PROBLEM DESCRIPTION: Establish how many lines in the material include the string "نہیں" and report it as a lone number.

RECORDS FOR THE TASK:
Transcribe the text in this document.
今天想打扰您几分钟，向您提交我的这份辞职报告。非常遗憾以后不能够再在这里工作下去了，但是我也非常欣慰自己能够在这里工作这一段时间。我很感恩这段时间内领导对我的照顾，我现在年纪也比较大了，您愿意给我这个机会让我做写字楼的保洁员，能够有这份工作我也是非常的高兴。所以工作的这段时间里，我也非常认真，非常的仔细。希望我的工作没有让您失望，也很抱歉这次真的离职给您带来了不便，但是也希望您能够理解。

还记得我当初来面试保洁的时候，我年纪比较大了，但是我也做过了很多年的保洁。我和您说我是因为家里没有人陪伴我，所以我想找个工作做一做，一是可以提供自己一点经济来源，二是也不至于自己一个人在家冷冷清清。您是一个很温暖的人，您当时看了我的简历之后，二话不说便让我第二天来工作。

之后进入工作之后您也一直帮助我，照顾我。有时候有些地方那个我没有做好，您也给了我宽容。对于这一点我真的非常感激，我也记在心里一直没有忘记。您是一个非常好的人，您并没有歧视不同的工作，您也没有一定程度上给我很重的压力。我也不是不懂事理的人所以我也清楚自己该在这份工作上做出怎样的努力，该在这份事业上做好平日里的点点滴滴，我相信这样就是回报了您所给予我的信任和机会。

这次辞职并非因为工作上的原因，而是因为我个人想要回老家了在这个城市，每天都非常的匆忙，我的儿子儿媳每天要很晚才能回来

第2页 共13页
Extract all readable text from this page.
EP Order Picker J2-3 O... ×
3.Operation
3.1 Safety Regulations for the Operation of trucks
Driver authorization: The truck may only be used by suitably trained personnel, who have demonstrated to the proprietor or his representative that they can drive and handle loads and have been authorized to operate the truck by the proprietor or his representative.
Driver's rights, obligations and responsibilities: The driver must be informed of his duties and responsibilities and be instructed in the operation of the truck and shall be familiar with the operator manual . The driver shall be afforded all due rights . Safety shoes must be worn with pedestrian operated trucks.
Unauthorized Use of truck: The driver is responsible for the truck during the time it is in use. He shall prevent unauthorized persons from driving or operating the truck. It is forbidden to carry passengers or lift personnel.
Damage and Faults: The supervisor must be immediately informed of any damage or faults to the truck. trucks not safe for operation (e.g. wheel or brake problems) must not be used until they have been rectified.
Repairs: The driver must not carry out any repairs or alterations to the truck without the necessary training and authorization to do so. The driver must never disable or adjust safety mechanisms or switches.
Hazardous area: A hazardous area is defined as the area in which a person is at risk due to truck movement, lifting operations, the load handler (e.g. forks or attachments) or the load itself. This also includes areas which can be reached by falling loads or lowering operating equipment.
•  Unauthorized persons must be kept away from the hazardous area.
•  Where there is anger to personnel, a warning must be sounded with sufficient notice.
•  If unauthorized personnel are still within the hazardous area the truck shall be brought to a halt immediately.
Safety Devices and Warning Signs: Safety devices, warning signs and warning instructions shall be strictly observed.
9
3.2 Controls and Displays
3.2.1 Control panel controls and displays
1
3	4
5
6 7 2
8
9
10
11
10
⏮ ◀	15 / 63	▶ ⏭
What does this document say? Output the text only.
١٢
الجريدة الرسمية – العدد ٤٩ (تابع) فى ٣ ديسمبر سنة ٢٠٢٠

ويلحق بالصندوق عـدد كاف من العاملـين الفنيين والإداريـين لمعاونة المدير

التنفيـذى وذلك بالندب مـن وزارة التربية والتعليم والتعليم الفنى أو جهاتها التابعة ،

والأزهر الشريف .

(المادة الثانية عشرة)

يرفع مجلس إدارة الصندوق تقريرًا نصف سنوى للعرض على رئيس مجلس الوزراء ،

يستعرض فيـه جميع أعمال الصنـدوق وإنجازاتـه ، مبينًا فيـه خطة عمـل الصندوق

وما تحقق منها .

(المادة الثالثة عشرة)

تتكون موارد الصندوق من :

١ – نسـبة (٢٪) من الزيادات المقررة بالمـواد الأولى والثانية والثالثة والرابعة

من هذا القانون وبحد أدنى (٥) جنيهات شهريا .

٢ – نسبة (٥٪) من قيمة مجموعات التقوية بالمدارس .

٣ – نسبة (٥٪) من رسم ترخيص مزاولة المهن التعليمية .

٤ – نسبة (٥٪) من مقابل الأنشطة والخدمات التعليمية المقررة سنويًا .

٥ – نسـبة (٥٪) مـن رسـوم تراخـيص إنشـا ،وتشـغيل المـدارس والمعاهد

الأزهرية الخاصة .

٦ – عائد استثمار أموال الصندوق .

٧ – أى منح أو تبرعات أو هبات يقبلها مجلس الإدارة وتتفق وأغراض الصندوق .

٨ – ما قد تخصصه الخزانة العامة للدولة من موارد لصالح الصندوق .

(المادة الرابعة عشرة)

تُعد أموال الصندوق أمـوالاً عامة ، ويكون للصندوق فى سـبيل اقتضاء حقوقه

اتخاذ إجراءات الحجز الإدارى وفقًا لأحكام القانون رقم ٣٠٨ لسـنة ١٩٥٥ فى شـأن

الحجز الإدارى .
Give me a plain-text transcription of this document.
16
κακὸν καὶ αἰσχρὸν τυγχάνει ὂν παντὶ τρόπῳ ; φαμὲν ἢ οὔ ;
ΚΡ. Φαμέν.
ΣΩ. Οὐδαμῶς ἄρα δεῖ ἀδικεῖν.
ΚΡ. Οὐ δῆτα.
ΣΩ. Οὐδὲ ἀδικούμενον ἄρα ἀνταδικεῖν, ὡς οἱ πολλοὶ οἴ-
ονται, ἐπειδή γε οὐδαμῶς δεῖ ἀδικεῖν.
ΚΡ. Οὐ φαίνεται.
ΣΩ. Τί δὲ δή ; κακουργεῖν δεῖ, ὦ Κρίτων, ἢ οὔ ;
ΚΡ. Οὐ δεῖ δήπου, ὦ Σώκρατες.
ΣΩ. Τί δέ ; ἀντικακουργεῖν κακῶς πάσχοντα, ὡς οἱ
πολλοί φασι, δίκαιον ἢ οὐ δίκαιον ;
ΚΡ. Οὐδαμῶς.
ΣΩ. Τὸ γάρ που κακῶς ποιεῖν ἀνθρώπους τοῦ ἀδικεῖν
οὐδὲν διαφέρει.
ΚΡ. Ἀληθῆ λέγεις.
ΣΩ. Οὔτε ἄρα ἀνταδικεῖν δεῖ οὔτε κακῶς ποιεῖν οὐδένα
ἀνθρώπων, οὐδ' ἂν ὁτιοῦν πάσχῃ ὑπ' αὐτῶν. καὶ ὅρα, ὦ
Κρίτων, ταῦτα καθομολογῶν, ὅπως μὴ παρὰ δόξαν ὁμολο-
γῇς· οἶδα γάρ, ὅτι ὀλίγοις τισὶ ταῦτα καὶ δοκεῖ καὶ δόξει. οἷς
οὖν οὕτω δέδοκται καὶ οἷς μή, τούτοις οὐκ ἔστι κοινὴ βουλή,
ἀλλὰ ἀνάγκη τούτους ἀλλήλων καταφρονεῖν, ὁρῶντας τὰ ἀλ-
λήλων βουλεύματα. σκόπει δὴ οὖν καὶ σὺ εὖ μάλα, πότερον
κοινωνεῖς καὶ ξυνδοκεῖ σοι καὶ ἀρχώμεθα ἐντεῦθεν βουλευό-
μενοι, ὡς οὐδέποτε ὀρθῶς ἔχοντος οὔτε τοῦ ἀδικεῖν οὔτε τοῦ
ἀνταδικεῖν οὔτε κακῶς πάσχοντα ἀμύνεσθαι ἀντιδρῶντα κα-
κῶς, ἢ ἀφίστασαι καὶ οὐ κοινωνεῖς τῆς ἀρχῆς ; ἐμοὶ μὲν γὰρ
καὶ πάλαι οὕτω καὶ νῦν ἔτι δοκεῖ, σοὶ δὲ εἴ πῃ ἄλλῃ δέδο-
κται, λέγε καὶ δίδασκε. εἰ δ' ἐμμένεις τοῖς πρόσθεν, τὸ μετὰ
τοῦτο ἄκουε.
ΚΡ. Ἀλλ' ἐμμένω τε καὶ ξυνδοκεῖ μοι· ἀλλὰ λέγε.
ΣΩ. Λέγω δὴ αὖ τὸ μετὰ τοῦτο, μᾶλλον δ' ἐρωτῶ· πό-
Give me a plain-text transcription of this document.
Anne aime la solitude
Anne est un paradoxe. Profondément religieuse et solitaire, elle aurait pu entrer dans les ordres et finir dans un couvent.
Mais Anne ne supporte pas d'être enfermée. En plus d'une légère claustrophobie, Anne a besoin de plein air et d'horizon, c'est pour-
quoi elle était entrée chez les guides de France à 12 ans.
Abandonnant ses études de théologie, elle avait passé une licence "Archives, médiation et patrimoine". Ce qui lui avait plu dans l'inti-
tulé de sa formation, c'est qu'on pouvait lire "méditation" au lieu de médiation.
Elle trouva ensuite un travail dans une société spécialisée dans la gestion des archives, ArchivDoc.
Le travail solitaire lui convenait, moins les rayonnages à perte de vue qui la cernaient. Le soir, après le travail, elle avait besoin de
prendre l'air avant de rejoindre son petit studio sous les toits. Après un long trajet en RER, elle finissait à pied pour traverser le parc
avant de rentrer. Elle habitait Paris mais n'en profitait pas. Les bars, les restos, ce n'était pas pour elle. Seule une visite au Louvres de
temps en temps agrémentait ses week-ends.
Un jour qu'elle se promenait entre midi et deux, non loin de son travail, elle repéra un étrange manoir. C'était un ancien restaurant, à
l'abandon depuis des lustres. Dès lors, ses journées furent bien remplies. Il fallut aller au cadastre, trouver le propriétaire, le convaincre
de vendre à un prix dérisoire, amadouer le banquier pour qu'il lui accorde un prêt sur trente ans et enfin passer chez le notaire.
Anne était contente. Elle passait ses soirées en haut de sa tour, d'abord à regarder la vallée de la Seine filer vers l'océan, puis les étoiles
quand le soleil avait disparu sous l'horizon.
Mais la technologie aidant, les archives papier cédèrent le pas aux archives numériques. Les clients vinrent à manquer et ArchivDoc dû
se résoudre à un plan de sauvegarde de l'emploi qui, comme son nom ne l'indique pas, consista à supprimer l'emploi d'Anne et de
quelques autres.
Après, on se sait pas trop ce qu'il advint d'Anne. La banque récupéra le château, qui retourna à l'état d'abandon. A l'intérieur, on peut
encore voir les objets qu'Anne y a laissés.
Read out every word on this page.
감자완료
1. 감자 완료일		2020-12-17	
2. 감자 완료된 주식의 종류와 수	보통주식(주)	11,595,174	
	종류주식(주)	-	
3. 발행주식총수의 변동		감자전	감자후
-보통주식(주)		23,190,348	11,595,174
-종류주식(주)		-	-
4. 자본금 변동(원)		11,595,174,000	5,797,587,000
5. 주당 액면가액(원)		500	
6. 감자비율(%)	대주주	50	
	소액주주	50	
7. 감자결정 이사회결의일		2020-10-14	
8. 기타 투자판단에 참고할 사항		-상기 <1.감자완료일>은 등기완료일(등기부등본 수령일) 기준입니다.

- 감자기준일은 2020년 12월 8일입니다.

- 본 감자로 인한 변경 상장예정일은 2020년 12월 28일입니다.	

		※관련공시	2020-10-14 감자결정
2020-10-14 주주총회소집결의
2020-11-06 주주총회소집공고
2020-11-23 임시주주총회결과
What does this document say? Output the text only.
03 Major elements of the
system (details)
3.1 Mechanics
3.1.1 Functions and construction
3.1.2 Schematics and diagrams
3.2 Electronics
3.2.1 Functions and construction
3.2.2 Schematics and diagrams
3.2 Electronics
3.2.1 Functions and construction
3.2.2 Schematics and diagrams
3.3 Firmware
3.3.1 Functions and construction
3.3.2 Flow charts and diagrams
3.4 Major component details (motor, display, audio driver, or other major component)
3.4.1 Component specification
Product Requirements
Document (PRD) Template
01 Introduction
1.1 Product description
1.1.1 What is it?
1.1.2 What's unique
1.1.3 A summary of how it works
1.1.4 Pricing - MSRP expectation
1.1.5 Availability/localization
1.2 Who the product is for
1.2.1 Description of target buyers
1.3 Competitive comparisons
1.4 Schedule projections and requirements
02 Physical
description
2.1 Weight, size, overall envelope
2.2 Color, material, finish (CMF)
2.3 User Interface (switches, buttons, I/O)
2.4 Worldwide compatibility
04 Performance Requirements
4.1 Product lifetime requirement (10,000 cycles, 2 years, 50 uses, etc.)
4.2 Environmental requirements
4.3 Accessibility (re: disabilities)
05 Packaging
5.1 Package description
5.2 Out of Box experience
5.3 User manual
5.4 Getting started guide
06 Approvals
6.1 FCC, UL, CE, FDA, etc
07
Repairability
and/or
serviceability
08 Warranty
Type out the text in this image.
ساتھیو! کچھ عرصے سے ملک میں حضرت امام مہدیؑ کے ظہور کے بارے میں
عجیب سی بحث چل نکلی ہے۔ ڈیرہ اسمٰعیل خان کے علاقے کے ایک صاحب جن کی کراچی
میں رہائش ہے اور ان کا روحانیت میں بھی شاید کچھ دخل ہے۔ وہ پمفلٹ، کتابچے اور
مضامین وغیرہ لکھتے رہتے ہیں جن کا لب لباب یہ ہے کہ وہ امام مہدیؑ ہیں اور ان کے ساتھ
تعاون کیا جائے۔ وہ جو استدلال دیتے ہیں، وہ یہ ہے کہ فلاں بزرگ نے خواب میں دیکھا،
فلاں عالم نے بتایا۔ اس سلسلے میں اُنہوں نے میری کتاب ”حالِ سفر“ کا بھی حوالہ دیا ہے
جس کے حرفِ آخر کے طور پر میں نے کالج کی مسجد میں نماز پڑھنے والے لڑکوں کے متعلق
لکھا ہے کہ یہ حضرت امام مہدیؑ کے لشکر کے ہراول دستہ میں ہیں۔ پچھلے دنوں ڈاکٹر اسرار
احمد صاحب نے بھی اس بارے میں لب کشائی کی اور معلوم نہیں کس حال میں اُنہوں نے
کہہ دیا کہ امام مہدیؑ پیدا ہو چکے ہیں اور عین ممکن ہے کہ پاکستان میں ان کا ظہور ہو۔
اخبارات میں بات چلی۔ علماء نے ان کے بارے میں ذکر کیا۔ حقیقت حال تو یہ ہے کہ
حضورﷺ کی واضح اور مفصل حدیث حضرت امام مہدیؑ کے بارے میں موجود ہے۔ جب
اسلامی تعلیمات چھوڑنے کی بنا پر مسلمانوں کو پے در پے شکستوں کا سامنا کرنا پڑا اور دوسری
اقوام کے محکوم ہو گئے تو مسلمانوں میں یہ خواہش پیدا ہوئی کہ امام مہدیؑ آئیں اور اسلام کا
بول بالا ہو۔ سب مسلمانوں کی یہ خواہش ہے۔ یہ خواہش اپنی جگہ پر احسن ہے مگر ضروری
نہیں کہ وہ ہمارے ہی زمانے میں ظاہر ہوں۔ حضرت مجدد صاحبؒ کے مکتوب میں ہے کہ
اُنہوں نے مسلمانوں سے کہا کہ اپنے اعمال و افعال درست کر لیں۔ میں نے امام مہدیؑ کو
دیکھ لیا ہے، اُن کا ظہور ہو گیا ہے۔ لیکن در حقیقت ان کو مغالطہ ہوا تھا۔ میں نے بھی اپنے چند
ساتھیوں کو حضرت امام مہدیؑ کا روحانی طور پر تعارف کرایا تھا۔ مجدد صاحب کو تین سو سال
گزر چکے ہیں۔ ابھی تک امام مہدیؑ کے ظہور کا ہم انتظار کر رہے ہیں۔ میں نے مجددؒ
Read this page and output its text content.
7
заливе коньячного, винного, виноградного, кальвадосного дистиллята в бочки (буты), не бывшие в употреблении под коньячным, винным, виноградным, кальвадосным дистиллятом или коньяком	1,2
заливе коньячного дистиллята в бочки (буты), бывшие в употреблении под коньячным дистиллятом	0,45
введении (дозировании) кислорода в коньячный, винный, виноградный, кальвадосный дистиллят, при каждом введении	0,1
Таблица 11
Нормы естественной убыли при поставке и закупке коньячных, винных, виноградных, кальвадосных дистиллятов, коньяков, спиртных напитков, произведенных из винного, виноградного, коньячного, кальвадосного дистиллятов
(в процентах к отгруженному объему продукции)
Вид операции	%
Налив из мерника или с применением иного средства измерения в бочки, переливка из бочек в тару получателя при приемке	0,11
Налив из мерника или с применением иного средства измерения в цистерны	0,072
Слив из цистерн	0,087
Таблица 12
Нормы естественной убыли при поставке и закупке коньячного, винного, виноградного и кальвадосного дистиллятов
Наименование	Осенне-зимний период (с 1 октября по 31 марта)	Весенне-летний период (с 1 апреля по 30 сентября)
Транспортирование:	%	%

WORKED SOLUTION: 2